焦点:イスラエルがガザ住民の「脱出」制限緩和、リゾート構想との関連不明
5月19日、イスラエル当局は1年以上前から、アイエド・アユブさん(57)が家族とともにパレスチナ自治区ガザを脱出し、学術研究のためフランスに向かうのを阻止してきた。写真は10日、ガザ北部に沈む夕日。イスラエル側から撮影(2025年 ロイター/Amir Cohen)
Nidal al-Mughrabi Alexander Cornwell
[カイロ/ラマラ/イスラエル・ガザ境界 19日 ロイター] - イスラエル当局は1年以上前から、アイエド・アユブさん(57)が家族とともにパレスチナ自治区ガザを脱出し、学術研究のためフランスに向かうのを阻止してきた。しかしここ数カ月で突然、境界管理を緩和し、アユブさん一家は先月ついに脱出が叶った。
最近の規制緩和により、アユブさんらのようにバスでガザを離れ、飛行機で欧州その他の地域に向かったパレスチナ人が約1000人いることが、当事者や外交官の話で分かった。
「ガザの状況は耐え難いものになった」と語るエンジニアのアユブさんは、2000年代初頭にフランスに留学し、博士号と修士号を取得した経緯がある。フランスは4月、アユブさんを含むガザ住民115人を受け入れた。
こうした移住には外国政府からイスラエル政府への要請が必要で、移住者の数は今なお比較的少ない。
ロイターは、イスラエルがガザからの脱出を以前より多く認めるようになった理由を確認できなかった。ただ、イスラエルはガザ住民の諸外国への再定住を促すと明言しており、制限緩和はその目標と合致する。
イスラエルのネタニヤフ首相にとって、大量の再定住を掲げることは、イスラム組織ハマスとの停戦などに反対する極右の連立与党からの支持つなぎ止めにもつながる。
アルベル内相は最近のガザ住民の欧州移住について、一時的かつ自発的なガザ退去により、トランプ米大統領案に着想を得た再建を可能にする動きだと表現した。
トランプ氏は、ガザをパレスチナ人がいない海岸リゾートとして再開発する構想を示している。
アルベル氏は4月1日に「この重要なイニシアチブを考案したトランプ大統領に感謝する。力を合わせ、この場所を楽園に変えていく」と述べた。
内相の報道官はコメント要請に応じなかった。フランス外務省は、同国がガザからの強制移住に反対の立場を堅持していると表明した。グテレス国連事務総長は、トランプ氏の構想は民族浄化に等しいと警告している。
イスラエルの当局者5人はロイターに対し、制限緩和はトランプ氏案への直接的な対応ではなく、そうした計画の一部でもないと述べた。1人は、イスラエルはガザの人口を減らそうとしているのではなく、安全な場所への移住に手を差し伸べる各国からの要請に応えているのだと語った。
多くのパレスチナ人にとって、移住は土地を奪われた歴史を想起させるものだ。アユブさんを含め、最近ガザを離れた人々はロイターに対し、移住は一時的なものだと語った。しかし、イスラエルによる1年7カ月に及ぶ攻撃でガザの大部分が破壊され、人口の大半が避難を余儀なくされて援助物資に頼る状況下、最近のパレスチナでの世論調査によるとガザ住民のほぼ半数が移住を検討すると答えている。

• [課題]
[A] 本文に基づいて、次の問いにそれぞれ答えよ。
(i) フランスが4月に受け入れたガザ住民は何人か。
(ii) 最近の規制緩和により、バスでガザを離れて飛行機で欧州その他の地域に向かったパレスチナ人は約何人か。
(iii) 最近のパレスチナでの世論調査で、移住を検討すると答えたガザ住民はどのくらいの割合か。
[B] 次の各文が本文の内容と合っているかを「はい」か「いいえ」で答え、判断の根拠となる本文の語句をそのまま引用せよ。
(i) アユブさんはフランスで博士号と修士号を取得した。
(ii) イスラエルの当局者5人は、制限緩和はトランプ氏案への直接的な対応だと述べた。
(iii) 内相の報道官はコメント要請に応じなかった。
資料は参照しなくてよい。

• [提供資料]

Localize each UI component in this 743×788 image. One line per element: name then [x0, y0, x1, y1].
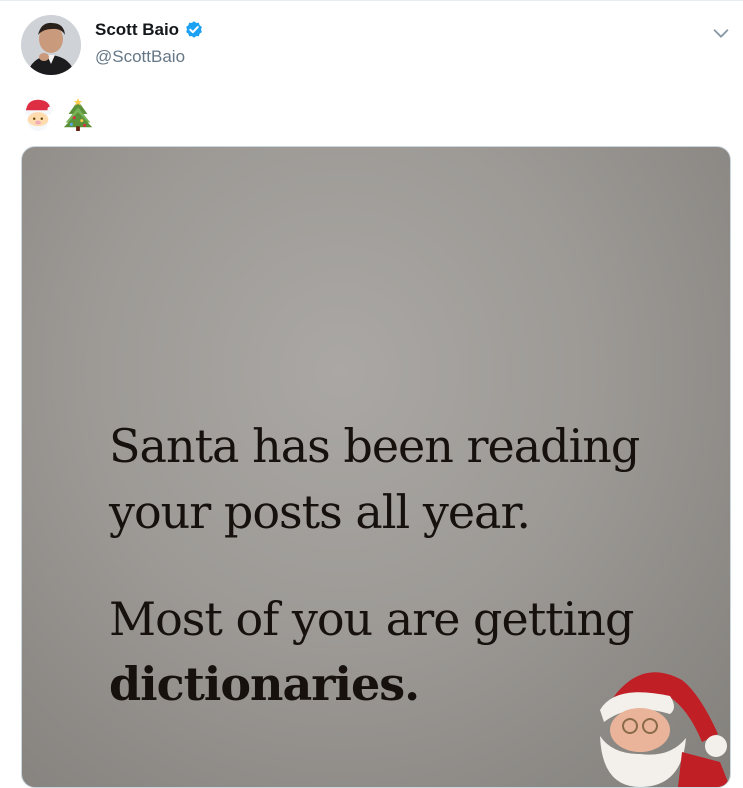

• [解答]
[A]
(i) 115人
(ii) 約1000人
(iii) ほぼ半数

[B]
(i) はい。「2000年代初頭にフランスに留学し、博士号と修士号を取得した経緯がある」
(ii) いいえ。「制限緩和はトランプ氏案への直接的な対応ではなく、そうした計画の一部でもない」
(iii) はい。「内相の報道官はコメント要請に応じなかった」